** Stated exercise **
Return all lines below containing the word "Immediately".

=== Stored rows ===

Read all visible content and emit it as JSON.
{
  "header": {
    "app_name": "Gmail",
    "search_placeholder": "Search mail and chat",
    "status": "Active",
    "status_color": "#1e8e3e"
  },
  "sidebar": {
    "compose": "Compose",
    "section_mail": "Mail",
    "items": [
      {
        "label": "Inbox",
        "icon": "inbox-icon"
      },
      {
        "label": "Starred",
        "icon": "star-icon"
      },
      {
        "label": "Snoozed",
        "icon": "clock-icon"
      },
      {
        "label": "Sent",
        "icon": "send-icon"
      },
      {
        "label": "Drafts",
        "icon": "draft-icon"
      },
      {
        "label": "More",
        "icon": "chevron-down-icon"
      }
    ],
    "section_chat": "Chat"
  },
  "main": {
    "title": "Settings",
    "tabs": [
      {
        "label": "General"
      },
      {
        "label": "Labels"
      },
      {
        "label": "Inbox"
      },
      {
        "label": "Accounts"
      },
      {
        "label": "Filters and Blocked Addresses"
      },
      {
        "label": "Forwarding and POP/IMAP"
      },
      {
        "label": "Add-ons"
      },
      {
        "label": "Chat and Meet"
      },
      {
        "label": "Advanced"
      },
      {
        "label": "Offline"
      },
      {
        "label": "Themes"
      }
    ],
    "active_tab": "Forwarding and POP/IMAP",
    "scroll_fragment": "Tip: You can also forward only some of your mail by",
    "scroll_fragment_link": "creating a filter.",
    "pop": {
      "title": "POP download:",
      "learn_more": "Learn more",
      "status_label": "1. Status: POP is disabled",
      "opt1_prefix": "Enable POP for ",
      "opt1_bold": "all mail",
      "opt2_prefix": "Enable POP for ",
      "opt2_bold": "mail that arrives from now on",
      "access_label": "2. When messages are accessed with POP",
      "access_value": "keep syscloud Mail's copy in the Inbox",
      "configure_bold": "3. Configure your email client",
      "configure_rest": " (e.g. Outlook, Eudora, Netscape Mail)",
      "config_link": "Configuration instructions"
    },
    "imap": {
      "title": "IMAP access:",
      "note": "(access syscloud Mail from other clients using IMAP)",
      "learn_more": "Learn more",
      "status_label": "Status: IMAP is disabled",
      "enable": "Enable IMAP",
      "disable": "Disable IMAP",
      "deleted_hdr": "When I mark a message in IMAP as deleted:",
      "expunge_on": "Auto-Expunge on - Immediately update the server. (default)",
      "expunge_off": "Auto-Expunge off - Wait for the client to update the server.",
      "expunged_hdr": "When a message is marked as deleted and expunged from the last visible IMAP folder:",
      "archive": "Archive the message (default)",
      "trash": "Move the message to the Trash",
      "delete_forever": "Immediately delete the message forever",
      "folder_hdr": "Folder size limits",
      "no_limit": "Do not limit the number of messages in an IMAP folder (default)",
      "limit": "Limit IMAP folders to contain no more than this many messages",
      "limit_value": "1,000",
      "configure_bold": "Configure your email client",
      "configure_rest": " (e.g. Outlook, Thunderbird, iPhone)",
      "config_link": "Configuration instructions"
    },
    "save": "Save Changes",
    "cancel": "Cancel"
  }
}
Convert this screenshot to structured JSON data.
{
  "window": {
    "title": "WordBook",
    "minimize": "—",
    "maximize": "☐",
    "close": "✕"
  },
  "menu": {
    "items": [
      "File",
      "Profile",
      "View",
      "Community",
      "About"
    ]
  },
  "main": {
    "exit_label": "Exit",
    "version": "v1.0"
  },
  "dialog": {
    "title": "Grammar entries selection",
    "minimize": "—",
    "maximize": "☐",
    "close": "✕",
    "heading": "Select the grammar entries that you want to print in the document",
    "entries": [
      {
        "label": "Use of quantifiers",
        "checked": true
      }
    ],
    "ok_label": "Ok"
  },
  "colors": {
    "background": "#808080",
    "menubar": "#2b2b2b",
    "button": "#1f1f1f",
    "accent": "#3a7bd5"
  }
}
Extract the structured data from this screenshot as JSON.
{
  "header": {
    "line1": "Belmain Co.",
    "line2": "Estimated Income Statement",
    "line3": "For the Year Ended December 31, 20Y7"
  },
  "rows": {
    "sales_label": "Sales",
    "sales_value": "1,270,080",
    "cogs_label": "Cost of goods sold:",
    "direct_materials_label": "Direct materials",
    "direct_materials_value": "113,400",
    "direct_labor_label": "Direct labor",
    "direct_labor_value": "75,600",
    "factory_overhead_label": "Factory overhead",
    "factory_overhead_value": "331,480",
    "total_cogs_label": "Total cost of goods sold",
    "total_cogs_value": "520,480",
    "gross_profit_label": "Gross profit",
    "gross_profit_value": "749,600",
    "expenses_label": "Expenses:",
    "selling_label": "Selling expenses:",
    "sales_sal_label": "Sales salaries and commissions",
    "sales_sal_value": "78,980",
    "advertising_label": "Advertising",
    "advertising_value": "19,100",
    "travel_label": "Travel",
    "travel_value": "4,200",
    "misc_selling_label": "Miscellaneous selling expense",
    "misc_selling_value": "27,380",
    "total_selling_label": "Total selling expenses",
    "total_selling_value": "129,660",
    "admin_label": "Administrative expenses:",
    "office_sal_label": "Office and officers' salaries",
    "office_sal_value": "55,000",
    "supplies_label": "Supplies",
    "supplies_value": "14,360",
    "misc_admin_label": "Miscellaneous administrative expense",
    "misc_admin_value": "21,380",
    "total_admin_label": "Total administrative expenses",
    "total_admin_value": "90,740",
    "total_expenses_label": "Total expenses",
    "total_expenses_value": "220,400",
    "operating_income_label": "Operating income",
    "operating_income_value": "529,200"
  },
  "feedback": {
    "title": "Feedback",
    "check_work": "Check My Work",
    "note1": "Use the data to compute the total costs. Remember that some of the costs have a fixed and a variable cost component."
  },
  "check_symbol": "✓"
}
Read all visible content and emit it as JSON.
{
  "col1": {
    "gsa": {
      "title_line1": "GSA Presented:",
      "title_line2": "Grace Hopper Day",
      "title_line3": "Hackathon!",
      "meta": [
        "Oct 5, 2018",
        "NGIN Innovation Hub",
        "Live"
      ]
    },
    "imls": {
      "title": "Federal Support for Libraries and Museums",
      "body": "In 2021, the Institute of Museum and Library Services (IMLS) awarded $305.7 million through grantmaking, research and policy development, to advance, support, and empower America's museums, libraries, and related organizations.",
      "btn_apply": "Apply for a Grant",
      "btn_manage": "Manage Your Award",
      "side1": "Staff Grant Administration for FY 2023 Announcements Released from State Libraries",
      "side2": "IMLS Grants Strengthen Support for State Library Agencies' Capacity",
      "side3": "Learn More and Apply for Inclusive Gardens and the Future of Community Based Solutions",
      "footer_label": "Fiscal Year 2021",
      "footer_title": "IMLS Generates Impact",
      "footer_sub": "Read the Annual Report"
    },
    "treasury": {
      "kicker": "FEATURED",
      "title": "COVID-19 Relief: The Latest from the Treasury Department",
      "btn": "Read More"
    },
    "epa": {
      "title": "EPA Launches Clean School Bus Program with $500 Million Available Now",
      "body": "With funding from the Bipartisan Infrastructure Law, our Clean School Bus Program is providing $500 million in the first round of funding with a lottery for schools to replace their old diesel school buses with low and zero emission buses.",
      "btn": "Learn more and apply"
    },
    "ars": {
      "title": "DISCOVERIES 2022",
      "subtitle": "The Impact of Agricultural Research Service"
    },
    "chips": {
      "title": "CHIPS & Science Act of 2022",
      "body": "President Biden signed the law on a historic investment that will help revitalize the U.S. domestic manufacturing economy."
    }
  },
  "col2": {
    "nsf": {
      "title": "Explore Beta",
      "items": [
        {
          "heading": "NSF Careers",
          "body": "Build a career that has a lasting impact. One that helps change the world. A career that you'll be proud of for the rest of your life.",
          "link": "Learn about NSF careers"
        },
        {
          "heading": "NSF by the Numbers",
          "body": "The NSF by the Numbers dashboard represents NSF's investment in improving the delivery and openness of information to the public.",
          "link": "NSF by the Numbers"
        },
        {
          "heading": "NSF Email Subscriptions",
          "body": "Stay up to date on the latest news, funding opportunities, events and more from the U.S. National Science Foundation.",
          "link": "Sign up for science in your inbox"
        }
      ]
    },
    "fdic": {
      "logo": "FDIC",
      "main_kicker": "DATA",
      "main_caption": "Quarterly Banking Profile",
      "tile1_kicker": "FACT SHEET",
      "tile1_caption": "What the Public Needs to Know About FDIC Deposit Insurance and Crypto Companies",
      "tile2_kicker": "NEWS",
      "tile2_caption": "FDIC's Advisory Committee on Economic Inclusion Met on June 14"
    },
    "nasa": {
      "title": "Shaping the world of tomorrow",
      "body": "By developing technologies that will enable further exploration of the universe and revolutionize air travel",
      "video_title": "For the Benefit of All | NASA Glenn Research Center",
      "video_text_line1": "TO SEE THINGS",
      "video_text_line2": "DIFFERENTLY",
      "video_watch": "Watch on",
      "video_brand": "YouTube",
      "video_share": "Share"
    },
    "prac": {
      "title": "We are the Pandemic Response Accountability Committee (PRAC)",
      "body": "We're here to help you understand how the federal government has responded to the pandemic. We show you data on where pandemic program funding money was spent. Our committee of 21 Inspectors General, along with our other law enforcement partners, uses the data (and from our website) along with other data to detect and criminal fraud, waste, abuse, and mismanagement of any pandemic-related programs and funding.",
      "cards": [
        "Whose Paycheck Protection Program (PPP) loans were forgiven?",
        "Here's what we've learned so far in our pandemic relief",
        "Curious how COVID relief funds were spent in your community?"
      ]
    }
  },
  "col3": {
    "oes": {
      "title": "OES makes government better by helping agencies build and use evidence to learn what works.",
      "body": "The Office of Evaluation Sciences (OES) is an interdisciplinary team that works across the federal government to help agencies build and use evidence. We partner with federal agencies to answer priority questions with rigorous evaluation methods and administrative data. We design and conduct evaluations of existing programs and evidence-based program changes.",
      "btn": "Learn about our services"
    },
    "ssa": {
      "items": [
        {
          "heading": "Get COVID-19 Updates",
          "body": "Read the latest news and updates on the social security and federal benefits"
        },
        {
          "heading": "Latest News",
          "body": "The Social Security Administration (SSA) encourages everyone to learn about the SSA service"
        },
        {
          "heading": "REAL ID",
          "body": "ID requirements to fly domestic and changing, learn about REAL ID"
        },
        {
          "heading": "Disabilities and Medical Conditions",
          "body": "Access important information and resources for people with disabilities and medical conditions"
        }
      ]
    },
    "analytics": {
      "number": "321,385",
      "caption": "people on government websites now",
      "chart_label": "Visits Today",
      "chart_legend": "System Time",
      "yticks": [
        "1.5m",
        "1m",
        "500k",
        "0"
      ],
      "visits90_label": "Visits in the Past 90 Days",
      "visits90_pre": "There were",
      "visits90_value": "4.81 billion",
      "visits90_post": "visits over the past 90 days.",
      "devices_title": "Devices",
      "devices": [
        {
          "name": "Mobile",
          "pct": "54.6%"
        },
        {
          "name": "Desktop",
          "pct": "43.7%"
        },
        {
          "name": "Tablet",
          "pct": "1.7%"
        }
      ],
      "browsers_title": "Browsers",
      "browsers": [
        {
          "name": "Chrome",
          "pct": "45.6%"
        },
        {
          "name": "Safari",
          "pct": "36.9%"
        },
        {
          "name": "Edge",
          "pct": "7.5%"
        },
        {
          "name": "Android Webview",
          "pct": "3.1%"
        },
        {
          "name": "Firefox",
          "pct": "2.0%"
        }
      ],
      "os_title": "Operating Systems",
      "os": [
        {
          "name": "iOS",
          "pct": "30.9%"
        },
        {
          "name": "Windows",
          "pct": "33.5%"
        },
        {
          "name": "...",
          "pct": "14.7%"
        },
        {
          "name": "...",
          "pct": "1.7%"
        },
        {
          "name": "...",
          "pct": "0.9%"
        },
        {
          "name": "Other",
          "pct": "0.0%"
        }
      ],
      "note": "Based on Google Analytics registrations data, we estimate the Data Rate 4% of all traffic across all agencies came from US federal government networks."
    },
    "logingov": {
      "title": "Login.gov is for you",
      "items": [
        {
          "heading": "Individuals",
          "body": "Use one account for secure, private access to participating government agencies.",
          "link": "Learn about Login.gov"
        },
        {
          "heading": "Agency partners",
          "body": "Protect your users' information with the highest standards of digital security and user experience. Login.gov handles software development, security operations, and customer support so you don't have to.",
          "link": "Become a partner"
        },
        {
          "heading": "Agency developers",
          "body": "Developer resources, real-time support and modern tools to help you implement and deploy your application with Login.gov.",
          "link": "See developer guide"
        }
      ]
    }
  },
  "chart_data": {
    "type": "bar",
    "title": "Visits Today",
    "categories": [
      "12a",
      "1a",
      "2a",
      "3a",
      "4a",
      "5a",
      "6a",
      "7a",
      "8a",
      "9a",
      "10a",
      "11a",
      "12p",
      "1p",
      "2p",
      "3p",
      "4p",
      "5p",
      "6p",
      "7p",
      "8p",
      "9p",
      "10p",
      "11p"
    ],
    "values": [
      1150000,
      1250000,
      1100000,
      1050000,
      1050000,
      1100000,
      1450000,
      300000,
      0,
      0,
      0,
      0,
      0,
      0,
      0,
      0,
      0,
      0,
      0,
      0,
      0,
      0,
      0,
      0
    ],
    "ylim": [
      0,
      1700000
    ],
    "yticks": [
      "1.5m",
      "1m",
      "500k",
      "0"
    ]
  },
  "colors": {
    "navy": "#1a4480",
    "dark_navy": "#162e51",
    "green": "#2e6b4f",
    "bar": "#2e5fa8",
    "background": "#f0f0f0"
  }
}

===

** Solution to this exercise **
      "expunge_on": "Auto-Expunge on - Immediately update the server. (default)",
      "delete_forever": "Immediately delete the message forever",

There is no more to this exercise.